───── EXERCISE INPUTS
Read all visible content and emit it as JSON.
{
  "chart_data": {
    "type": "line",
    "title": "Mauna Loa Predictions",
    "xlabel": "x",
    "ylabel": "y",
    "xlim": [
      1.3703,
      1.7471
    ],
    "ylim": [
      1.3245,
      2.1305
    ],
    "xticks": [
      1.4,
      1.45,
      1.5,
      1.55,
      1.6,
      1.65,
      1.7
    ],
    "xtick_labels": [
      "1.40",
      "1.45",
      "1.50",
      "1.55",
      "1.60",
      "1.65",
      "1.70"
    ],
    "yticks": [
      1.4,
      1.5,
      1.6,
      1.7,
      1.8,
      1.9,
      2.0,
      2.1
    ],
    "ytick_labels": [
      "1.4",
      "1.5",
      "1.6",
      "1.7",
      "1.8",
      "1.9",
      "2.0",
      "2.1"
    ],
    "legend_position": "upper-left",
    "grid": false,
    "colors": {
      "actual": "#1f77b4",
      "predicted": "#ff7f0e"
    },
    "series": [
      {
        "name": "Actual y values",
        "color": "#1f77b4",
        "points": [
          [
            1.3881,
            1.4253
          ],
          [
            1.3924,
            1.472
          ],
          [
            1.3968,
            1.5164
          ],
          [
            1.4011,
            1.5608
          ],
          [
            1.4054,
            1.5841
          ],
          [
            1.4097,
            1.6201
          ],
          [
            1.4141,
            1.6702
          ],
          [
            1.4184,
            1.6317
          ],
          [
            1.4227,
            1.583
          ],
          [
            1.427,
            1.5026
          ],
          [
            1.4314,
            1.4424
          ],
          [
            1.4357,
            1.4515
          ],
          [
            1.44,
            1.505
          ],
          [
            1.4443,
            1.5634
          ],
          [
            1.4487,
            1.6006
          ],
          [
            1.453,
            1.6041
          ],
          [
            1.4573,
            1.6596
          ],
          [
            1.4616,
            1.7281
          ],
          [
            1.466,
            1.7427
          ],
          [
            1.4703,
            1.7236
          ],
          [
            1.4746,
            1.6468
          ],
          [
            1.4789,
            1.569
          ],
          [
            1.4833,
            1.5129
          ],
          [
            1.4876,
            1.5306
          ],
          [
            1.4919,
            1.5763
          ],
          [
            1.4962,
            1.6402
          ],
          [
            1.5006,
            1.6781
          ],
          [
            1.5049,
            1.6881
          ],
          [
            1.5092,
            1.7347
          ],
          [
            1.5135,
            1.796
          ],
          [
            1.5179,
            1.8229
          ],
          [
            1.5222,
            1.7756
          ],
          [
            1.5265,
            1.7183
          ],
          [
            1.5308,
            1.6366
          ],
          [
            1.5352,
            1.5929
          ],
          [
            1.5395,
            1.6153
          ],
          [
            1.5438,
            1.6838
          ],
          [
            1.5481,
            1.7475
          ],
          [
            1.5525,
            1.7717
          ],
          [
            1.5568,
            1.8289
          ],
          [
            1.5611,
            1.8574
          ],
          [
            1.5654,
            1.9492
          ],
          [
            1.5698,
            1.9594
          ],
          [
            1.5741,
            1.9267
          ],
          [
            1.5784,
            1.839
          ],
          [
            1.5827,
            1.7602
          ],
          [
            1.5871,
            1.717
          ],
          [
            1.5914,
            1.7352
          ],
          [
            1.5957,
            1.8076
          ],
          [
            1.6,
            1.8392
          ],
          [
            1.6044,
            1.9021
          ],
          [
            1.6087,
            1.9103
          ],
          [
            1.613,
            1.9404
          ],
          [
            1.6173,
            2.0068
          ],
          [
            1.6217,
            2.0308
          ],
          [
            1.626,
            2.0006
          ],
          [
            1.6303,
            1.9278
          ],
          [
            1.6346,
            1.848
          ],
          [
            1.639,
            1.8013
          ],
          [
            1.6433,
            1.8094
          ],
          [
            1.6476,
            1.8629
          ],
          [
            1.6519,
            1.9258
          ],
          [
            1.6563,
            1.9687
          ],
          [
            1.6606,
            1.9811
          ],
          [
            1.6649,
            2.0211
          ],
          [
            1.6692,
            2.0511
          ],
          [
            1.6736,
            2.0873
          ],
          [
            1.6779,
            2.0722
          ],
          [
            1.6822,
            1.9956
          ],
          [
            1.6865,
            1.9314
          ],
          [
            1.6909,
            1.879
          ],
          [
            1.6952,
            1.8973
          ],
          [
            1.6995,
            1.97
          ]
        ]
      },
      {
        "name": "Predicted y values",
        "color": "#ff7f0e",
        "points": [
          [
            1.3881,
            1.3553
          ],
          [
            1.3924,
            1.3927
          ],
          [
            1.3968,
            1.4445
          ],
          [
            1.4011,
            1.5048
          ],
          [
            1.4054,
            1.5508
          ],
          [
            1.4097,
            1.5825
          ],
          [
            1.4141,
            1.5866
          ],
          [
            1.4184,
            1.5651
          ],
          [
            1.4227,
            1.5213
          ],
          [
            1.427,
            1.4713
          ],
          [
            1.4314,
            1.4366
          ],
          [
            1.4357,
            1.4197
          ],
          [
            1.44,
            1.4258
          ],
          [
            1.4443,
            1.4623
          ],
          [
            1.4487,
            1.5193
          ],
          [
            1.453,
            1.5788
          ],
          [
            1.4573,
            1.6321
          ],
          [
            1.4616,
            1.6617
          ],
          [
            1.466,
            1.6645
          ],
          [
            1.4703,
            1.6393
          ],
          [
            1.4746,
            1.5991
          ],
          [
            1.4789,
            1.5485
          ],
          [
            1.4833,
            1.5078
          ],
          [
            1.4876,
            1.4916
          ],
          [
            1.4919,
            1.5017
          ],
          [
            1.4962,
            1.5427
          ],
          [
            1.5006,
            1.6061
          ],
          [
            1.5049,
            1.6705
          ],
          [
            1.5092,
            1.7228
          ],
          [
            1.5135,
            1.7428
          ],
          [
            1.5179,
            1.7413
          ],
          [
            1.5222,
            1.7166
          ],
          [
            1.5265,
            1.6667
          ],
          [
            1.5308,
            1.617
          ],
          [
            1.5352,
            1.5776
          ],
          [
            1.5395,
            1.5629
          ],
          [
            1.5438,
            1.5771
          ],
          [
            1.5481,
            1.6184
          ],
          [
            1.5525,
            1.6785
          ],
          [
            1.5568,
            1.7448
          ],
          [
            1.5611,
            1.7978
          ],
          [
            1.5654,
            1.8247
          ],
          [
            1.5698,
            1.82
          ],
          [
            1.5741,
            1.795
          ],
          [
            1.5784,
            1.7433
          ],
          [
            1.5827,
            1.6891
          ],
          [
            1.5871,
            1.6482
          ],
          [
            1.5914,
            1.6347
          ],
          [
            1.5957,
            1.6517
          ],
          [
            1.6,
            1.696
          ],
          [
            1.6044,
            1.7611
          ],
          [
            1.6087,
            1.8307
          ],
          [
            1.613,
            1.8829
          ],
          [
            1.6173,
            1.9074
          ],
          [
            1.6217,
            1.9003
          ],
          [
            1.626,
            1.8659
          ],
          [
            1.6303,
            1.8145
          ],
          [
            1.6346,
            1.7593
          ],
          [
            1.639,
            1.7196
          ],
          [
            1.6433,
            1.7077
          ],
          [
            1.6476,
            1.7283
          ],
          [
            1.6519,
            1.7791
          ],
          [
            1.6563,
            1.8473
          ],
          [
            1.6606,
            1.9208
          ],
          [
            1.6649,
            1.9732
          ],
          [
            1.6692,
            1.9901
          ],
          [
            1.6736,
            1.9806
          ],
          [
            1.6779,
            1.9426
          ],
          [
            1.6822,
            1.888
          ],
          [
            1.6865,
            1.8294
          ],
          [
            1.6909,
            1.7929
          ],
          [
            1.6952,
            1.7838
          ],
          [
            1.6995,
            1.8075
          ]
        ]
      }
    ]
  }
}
──────────
- _GIVEN TASK_
Count every line in the data that contains the word "name", then give that count and nothing else.

- _EXERCISE ANSWER_
2